- **Records supplied**:
┌──

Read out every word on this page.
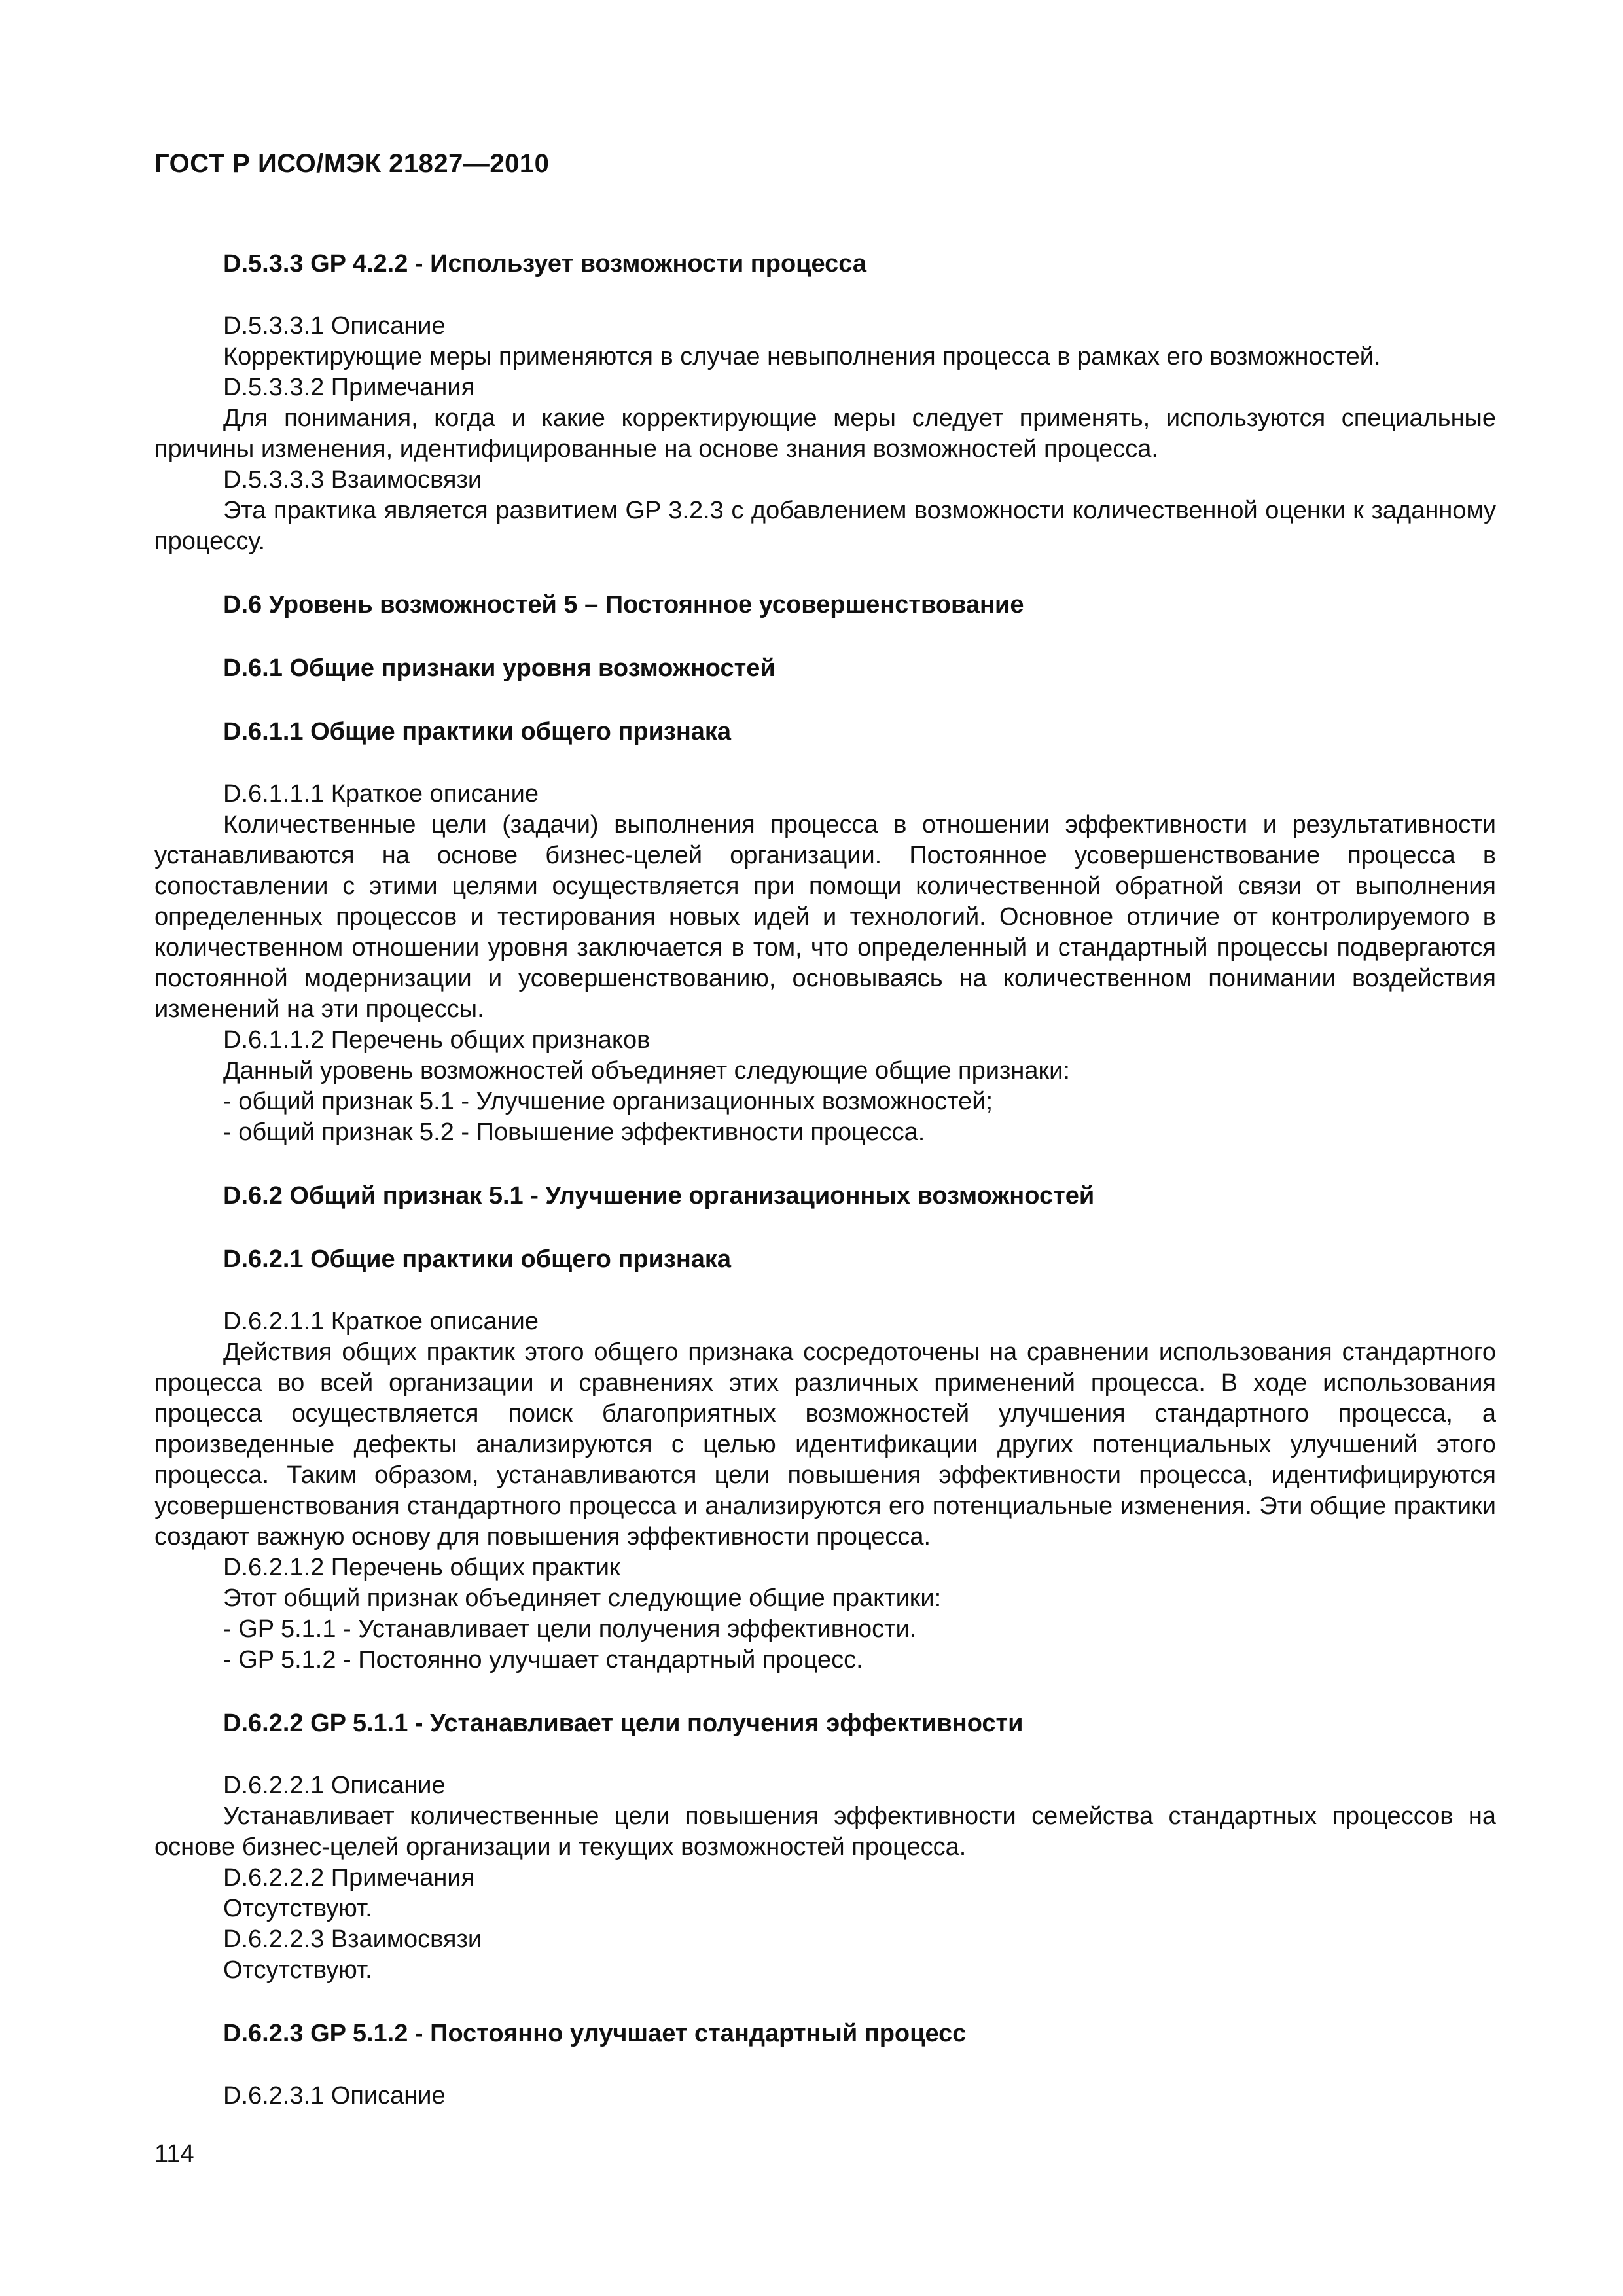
ГОСТ Р ИСО/МЭК 21827—2010
D.5.3.3 GP 4.2.2 - Использует возможности процесса
D.5.3.3.1 Описание
Корректирующие меры применяются в случае невыполнения процесса в рамках его возможностей.
D.5.3.3.2 Примечания
Для понимания, когда и какие корректирующие меры следует применять, используются специальные причины изменения, идентифицированные на основе знания возможностей процесса.
D.5.3.3.3 Взаимосвязи
Эта практика является развитием GP 3.2.3 с добавлением возможности количественной оценки к заданному процессу.
D.6 Уровень возможностей 5 – Постоянное усовершенствование
D.6.1 Общие признаки уровня возможностей
D.6.1.1 Общие практики общего признака
D.6.1.1.1 Краткое описание
Количественные цели (задачи) выполнения процесса в отношении эффективности и результативности устанавливаются на основе бизнес-целей организации. Постоянное усовершенствование процесса в сопоставлении с этими целями осуществляется при помощи количественной обратной связи от выполнения определенных процессов и тестирования новых идей и технологий. Основное отличие от контролируемого в количественном отношении уровня заключается в том, что определенный и стандартный процессы подвергаются постоянной модернизации и усовершенствованию, основываясь на количественном понимании воздействия изменений на эти процессы.
D.6.1.1.2 Перечень общих признаков
Данный уровень возможностей объединяет следующие общие признаки:
- общий признак 5.1 - Улучшение организационных возможностей;
- общий признак 5.2 - Повышение эффективности процесса.
D.6.2 Общий признак 5.1 - Улучшение организационных возможностей
D.6.2.1 Общие практики общего признака
D.6.2.1.1 Краткое описание
Действия общих практик этого общего признака сосредоточены на сравнении использования стандартного процесса во всей организации и сравнениях этих различных применений процесса. В ходе использования процесса осуществляется поиск благоприятных возможностей улучшения стандартного процесса, а произведенные дефекты анализируются с целью идентификации других потенциальных улучшений этого процесса. Таким образом, устанавливаются цели повышения эффективности процесса, идентифицируются усовершенствования стандартного процесса и анализируются его потенциальные изменения. Эти общие практики создают важную основу для повышения эффективности процесса.
D.6.2.1.2 Перечень общих практик
Этот общий признак объединяет следующие общие практики:
- GP 5.1.1 - Устанавливает цели получения эффективности.
- GP 5.1.2 - Постоянно улучшает стандартный процесс.
D.6.2.2 GP 5.1.1 - Устанавливает цели получения эффективности
D.6.2.2.1 Описание
Устанавливает количественные цели повышения эффективности семейства стандартных процессов на основе бизнес-целей организации и текущих возможностей процесса.
D.6.2.2.2 Примечания
Отсутствуют.
D.6.2.2.3 Взаимосвязи
Отсутствуют.
D.6.2.3 GP 5.1.2 - Постоянно улучшает стандартный процесс
D.6.2.3.1 Описание
114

└──

- **Exercise details**: Repeat the preceding records precisely, and leave every picture out of the copy.

- **Answer below**:
Read out every word on this page.
ГОСТ Р ИСО/МЭК 21827—2010
D.5.3.3 GP 4.2.2 - Использует возможности процесса
D.5.3.3.1 Описание
Корректирующие меры применяются в случае невыполнения процесса в рамках его возможностей.
D.5.3.3.2 Примечания
Для понимания, когда и какие корректирующие меры следует применять, используются специальные причины изменения, идентифицированные на основе знания возможностей процесса.
D.5.3.3.3 Взаимосвязи
Эта практика является развитием GP 3.2.3 с добавлением возможности количественной оценки к заданному процессу.
D.6 Уровень возможностей 5 – Постоянное усовершенствование
D.6.1 Общие признаки уровня возможностей
D.6.1.1 Общие практики общего признака
D.6.1.1.1 Краткое описание
Количественные цели (задачи) выполнения процесса в отношении эффективности и результативности устанавливаются на основе бизнес-целей организации. Постоянное усовершенствование процесса в сопоставлении с этими целями осуществляется при помощи количественной обратной связи от выполнения определенных процессов и тестирования новых идей и технологий. Основное отличие от контролируемого в количественном отношении уровня заключается в том, что определенный и стандартный процессы подвергаются постоянной модернизации и усовершенствованию, основываясь на количественном понимании воздействия изменений на эти процессы.
D.6.1.1.2 Перечень общих признаков
Данный уровень возможностей объединяет следующие общие признаки:
- общий признак 5.1 - Улучшение организационных возможностей;
- общий признак 5.2 - Повышение эффективности процесса.
D.6.2 Общий признак 5.1 - Улучшение организационных возможностей
D.6.2.1 Общие практики общего признака
D.6.2.1.1 Краткое описание
Действия общих практик этого общего признака сосредоточены на сравнении использования стандартного процесса во всей организации и сравнениях этих различных применений процесса. В ходе использования процесса осуществляется поиск благоприятных возможностей улучшения стандартного процесса, а произведенные дефекты анализируются с целью идентификации других потенциальных улучшений этого процесса. Таким образом, устанавливаются цели повышения эффективности процесса, идентифицируются усовершенствования стандартного процесса и анализируются его потенциальные изменения. Эти общие практики создают важную основу для повышения эффективности процесса.
D.6.2.1.2 Перечень общих практик
Этот общий признак объединяет следующие общие практики:
- GP 5.1.1 - Устанавливает цели получения эффективности.
- GP 5.1.2 - Постоянно улучшает стандартный процесс.
D.6.2.2 GP 5.1.1 - Устанавливает цели получения эффективности
D.6.2.2.1 Описание
Устанавливает количественные цели повышения эффективности семейства стандартных процессов на основе бизнес-целей организации и текущих возможностей процесса.
D.6.2.2.2 Примечания
Отсутствуют.
D.6.2.2.3 Взаимосвязи
Отсутствуют.
D.6.2.3 GP 5.1.2 - Постоянно улучшает стандартный процесс
D.6.2.3.1 Описание
114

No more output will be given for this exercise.